#### Challenge
Show all lines holding the string "What".
::: Extracted data :::
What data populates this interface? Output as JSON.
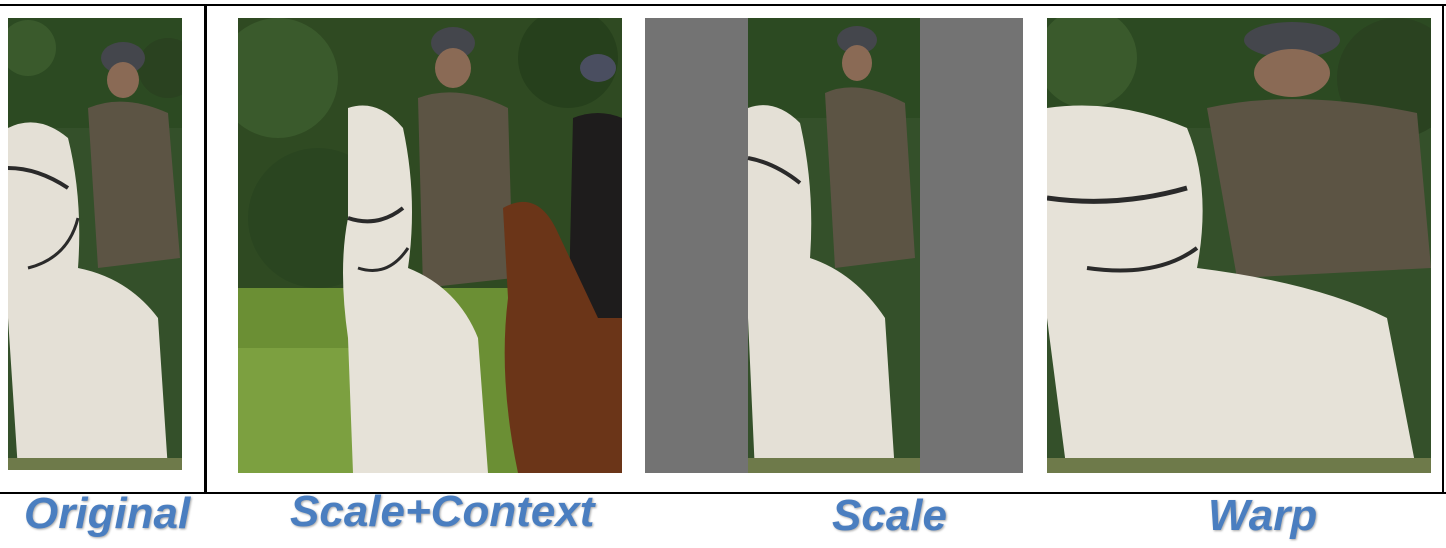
{
  "captions": {
    "original": "Original",
    "scale_context": "Scale+Context",
    "scale": "Scale",
    "warp": "Warp"
  },
  "colors": {
    "caption": "#4a7ec0",
    "padding_gray": "#737373",
    "foliage": "#2f4a22",
    "grass": "#6b8f34",
    "horse_white": "#e6e2d8",
    "horse_brown": "#6b3518",
    "jacket": "#5c5444",
    "helmet": "#44464c"
  }
}
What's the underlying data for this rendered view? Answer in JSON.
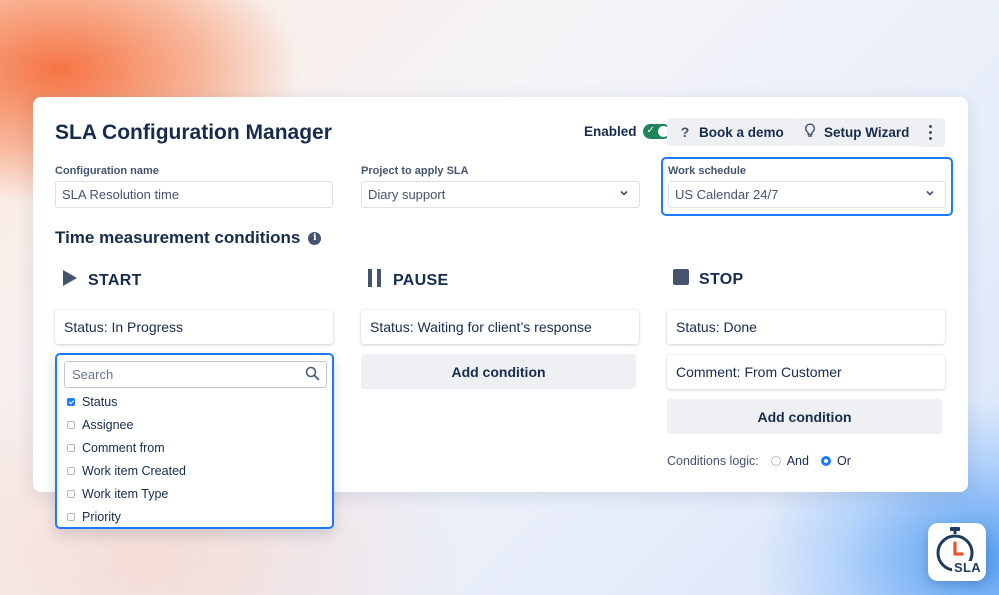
{
  "app": {
    "title": "SLA Configuration Manager"
  },
  "header": {
    "enabled_label": "Enabled",
    "enabled": true,
    "book_demo_label": "Book a demo",
    "setup_wizard_label": "Setup Wizard"
  },
  "form": {
    "config_name": {
      "label": "Configuration name",
      "value": "SLA Resolution time"
    },
    "project": {
      "label": "Project to apply SLA",
      "value": "Diary support"
    },
    "schedule": {
      "label": "Work schedule",
      "value": "US Calendar 24/7"
    }
  },
  "conditions": {
    "title": "Time measurement conditions",
    "start": {
      "label": "START",
      "items": [
        "Status: In Progress"
      ]
    },
    "pause": {
      "label": "PAUSE",
      "items": [
        "Status: Waiting for client’s response"
      ],
      "add_label": "Add condition"
    },
    "stop": {
      "label": "STOP",
      "items": [
        "Status: Done",
        "Comment: From Customer"
      ],
      "add_label": "Add condition"
    },
    "logic": {
      "label": "Conditions logic:",
      "options": [
        "And",
        "Or"
      ],
      "selected": "Or"
    }
  },
  "dropdown": {
    "search_placeholder": "Search",
    "options": [
      {
        "label": "Status",
        "checked": true
      },
      {
        "label": "Assignee",
        "checked": false
      },
      {
        "label": "Comment from",
        "checked": false
      },
      {
        "label": "Work item Created",
        "checked": false
      },
      {
        "label": "Work item Type",
        "checked": false
      },
      {
        "label": "Priority",
        "checked": false
      }
    ]
  },
  "badge": {
    "text": "SLA"
  },
  "colors": {
    "accent": "#1d7afc",
    "toggle_on": "#1f845a",
    "text": "#172b4d",
    "badge_orange": "#e8552e"
  }
}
:::
#### Reply
What data populates this interface? Output as JSON.
What's the underlying data for this rendered view? Answer in JSON.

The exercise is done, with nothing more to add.